[Task to carry out] Which lines below hold the word "mesmo"? Report each one.

[Supplied data]
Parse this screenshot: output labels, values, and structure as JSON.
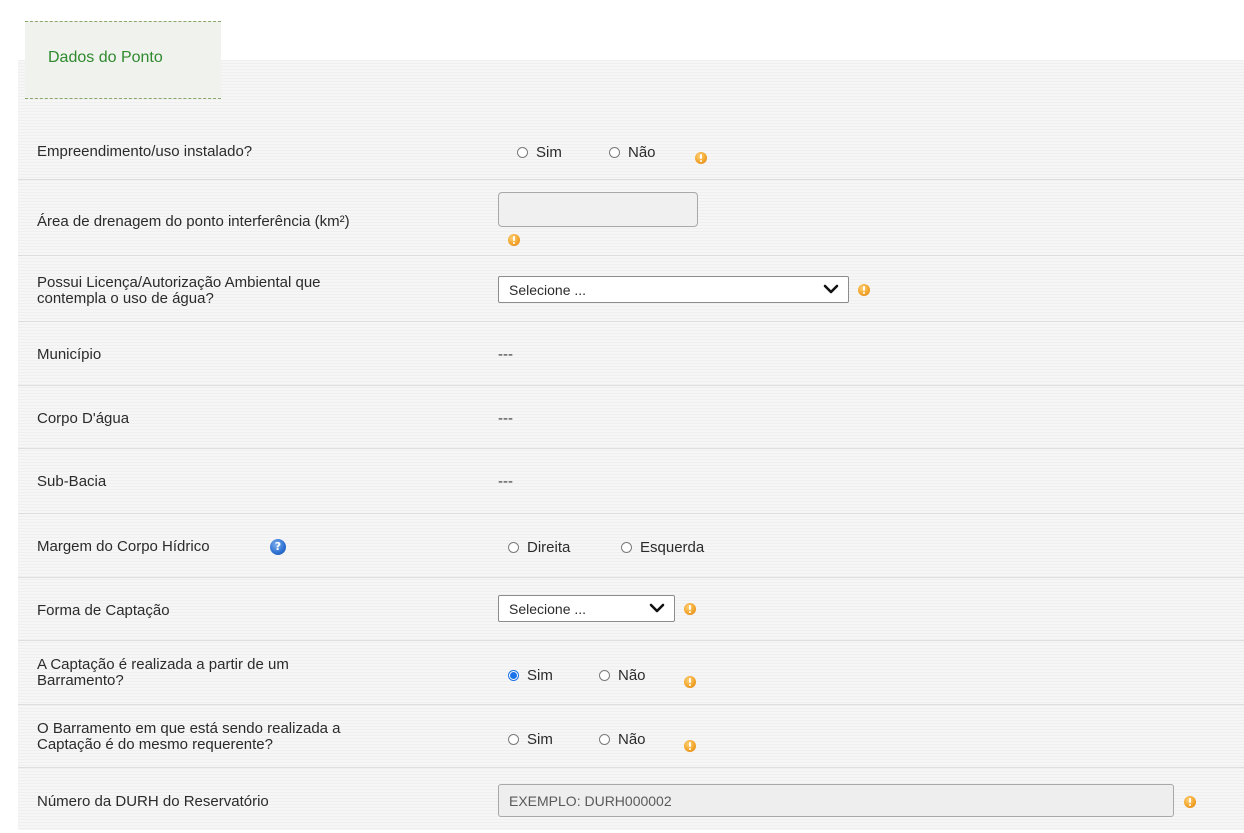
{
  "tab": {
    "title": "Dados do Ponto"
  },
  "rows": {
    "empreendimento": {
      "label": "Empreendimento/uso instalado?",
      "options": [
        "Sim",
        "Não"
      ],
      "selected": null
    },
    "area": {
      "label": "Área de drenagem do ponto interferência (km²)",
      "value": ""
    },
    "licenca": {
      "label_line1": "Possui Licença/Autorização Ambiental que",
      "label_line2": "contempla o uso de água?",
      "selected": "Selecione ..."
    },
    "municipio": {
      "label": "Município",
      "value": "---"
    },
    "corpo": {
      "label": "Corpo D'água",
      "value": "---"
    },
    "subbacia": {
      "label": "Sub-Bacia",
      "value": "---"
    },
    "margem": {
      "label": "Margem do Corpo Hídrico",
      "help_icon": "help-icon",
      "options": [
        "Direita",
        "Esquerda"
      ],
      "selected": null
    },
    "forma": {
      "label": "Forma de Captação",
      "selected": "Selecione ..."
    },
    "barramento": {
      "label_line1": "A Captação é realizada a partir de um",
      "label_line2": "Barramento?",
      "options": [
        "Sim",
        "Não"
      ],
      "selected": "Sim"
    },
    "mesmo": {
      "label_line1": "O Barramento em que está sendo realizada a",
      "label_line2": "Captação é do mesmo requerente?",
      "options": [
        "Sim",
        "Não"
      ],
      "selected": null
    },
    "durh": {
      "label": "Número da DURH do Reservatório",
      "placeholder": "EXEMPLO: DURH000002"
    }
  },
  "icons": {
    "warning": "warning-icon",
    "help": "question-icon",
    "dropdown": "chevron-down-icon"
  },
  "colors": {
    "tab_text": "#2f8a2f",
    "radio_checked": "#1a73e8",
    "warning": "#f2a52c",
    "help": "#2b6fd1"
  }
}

[Output below]
    "mesmo": {
      "label_line2": "Captação é do mesmo requerente?",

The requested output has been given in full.